● **Dataset records**
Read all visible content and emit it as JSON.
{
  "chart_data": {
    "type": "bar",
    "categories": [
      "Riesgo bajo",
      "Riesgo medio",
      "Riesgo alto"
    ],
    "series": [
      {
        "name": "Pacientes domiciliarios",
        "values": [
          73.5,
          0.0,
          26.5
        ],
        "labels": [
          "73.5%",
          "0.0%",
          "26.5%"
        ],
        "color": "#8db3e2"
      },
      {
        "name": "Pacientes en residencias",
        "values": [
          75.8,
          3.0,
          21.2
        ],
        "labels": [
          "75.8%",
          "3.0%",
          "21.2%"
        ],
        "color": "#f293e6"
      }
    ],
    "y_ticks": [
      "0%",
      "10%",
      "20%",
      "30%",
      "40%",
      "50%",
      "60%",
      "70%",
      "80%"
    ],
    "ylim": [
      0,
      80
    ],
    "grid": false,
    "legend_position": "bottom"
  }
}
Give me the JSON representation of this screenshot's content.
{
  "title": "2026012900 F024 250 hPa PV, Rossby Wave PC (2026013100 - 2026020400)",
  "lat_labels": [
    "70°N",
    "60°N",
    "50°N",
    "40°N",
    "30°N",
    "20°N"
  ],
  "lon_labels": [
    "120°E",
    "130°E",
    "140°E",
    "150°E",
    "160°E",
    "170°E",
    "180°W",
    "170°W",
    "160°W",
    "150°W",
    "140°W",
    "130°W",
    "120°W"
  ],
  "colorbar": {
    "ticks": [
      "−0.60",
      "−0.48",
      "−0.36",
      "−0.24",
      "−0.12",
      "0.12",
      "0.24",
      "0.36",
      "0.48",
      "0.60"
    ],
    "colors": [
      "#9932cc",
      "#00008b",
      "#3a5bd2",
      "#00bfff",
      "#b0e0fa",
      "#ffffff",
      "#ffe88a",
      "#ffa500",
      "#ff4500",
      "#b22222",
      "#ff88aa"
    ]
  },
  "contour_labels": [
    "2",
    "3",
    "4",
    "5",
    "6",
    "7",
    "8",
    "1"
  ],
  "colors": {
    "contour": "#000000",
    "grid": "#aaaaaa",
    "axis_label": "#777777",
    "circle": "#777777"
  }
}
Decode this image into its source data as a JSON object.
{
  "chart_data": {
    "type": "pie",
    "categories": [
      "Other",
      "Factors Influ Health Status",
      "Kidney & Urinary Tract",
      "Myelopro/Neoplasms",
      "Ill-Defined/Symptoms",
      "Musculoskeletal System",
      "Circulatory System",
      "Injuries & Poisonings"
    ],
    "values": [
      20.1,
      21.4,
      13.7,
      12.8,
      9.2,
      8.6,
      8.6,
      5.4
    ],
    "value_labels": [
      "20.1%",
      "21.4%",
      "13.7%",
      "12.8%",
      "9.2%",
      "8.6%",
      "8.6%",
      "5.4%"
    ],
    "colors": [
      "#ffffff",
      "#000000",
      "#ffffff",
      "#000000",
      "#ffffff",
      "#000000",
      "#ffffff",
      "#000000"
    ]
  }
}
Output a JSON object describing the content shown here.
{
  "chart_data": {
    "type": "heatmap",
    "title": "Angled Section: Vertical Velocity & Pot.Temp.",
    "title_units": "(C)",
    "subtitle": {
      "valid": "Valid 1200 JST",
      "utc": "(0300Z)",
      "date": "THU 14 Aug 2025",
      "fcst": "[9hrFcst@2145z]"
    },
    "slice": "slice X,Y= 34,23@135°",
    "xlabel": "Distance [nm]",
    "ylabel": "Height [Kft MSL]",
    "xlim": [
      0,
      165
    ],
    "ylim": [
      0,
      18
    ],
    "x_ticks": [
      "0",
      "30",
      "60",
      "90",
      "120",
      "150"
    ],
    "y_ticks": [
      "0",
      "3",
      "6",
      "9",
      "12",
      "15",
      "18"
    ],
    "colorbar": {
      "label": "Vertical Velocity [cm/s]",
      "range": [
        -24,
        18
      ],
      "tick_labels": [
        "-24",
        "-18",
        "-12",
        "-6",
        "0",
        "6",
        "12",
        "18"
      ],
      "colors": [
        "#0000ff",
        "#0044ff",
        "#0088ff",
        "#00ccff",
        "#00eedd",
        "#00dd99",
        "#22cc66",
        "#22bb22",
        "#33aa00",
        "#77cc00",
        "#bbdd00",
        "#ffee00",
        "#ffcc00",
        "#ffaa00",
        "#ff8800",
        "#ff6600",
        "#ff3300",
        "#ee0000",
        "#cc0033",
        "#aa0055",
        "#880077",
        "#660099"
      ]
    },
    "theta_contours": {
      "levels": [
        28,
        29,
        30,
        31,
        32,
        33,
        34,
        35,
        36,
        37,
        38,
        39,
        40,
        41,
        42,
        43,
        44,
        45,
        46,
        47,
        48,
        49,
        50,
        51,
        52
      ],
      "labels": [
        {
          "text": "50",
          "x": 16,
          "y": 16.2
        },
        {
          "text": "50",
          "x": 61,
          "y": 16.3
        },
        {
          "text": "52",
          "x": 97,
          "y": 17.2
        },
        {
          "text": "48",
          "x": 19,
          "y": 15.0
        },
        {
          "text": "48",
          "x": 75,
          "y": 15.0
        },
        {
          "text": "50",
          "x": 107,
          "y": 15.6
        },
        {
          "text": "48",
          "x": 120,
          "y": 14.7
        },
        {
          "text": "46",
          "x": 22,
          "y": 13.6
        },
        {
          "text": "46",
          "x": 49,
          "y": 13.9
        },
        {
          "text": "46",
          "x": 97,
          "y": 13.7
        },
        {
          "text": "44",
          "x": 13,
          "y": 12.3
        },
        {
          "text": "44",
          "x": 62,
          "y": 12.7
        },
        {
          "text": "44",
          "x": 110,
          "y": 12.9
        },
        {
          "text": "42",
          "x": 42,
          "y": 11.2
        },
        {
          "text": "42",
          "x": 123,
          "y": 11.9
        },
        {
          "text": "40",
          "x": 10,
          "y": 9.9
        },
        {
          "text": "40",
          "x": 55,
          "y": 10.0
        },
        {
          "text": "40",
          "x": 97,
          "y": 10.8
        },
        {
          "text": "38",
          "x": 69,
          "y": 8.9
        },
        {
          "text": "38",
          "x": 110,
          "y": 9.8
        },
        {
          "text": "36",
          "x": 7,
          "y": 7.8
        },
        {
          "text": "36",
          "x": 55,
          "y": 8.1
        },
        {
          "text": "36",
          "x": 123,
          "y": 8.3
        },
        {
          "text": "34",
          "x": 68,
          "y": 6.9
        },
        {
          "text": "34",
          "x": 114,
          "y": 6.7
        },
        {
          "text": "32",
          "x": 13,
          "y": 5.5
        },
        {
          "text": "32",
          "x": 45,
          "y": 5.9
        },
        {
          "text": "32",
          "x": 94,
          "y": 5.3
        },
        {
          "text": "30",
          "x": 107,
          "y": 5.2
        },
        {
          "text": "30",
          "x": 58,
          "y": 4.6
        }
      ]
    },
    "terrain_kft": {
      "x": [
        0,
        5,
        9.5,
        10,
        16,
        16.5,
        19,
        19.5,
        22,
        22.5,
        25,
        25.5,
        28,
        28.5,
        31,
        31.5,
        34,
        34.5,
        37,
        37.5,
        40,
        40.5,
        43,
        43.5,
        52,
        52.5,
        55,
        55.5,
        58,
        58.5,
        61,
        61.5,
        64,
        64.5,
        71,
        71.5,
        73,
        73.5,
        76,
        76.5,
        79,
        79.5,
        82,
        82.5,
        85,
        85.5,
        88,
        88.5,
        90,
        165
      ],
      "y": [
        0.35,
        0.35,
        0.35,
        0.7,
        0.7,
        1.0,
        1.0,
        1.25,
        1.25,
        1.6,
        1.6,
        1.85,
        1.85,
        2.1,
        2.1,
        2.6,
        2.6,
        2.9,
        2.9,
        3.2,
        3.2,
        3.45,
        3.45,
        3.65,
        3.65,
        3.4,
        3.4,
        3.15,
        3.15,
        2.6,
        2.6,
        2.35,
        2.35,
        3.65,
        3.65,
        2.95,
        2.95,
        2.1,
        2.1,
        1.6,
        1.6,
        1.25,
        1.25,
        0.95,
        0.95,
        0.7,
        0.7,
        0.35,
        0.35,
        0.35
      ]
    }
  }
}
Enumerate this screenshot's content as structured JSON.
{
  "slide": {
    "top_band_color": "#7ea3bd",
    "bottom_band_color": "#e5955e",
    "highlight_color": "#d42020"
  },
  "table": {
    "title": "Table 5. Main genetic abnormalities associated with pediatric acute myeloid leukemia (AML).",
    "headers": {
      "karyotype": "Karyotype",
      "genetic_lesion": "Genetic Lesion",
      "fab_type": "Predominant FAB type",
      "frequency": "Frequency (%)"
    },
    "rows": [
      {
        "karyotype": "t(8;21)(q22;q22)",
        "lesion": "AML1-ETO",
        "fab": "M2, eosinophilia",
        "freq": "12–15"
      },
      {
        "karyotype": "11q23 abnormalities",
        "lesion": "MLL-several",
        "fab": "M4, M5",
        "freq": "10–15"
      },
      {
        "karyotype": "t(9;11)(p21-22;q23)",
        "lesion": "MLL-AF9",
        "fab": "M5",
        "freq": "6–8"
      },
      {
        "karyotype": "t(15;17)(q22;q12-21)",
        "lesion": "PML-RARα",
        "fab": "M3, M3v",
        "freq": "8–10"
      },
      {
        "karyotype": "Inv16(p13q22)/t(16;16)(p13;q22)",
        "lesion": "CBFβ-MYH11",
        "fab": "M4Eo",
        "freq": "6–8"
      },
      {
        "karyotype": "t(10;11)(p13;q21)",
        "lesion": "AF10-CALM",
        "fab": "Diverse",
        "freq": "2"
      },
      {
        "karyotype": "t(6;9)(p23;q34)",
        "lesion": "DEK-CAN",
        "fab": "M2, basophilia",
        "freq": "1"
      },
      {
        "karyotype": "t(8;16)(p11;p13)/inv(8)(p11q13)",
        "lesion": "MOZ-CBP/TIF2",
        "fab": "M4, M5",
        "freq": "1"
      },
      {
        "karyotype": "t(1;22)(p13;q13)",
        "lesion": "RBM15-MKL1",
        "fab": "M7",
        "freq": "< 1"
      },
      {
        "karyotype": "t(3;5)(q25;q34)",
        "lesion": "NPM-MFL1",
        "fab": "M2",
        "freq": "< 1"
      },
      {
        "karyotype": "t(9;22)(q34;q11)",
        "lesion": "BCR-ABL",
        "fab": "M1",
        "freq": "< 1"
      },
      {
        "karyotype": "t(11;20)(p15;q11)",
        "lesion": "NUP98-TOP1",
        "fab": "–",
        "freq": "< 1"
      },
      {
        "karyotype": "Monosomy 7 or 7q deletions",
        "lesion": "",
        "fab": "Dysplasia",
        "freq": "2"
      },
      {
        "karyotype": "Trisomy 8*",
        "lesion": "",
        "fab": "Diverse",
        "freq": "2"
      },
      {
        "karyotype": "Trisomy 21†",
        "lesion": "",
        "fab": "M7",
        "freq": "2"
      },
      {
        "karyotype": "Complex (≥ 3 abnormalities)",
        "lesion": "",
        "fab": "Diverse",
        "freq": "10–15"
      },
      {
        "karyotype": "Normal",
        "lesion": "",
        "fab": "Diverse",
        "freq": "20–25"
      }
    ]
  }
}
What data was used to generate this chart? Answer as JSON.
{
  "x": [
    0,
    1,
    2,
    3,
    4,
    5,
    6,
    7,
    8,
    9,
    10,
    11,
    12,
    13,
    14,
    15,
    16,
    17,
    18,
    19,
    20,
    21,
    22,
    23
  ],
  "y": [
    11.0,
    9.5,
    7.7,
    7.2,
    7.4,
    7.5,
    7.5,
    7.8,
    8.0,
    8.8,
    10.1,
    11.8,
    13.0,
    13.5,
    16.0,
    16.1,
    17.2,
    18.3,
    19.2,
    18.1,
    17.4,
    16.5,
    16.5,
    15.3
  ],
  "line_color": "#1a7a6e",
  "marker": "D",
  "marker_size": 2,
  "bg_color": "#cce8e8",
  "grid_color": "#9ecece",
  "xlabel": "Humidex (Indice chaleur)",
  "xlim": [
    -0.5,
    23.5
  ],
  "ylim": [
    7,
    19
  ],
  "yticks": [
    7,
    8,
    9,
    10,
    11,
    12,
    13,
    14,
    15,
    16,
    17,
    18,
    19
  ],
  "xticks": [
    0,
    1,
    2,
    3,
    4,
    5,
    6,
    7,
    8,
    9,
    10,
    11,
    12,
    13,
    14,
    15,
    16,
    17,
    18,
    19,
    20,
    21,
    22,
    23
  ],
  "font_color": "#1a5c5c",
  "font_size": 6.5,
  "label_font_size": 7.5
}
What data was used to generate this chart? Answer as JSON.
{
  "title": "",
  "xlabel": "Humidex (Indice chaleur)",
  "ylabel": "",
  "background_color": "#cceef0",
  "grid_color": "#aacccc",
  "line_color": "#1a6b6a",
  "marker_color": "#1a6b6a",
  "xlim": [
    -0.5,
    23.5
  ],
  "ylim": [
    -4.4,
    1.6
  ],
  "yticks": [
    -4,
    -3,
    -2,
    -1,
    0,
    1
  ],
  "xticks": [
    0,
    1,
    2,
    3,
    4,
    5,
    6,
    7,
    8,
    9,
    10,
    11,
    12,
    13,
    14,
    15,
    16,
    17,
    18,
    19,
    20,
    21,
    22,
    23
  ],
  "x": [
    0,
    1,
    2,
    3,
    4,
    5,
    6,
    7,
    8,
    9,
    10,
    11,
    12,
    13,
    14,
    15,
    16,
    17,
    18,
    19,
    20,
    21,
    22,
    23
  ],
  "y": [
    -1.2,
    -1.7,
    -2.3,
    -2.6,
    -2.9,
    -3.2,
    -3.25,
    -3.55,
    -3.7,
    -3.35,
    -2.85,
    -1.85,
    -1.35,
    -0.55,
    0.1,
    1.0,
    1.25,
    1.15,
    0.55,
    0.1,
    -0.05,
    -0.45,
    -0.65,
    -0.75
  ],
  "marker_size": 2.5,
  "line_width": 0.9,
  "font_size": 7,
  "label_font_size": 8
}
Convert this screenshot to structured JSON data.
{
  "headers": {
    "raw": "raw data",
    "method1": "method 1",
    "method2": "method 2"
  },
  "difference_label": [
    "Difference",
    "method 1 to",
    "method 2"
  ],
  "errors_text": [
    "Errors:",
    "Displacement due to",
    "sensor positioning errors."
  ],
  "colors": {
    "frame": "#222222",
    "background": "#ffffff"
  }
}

● **Work instructions**
Everything from the line with "Convert this screenshot" to the end of the listing above needs to be duplicated exactly, both end lines included, with nothing more.

● **Exercise output**
Convert this screenshot to structured JSON data.
{
  "headers": {
    "raw": "raw data",
    "method1": "method 1",
    "method2": "method 2"
  },
  "difference_label": [
    "Difference",
    "method 1 to",
    "method 2"
  ],
  "errors_text": [
    "Errors:",
    "Displacement due to",
    "sensor positioning errors."
  ],
  "colors": {
    "frame": "#222222",
    "background": "#ffffff"
  }
}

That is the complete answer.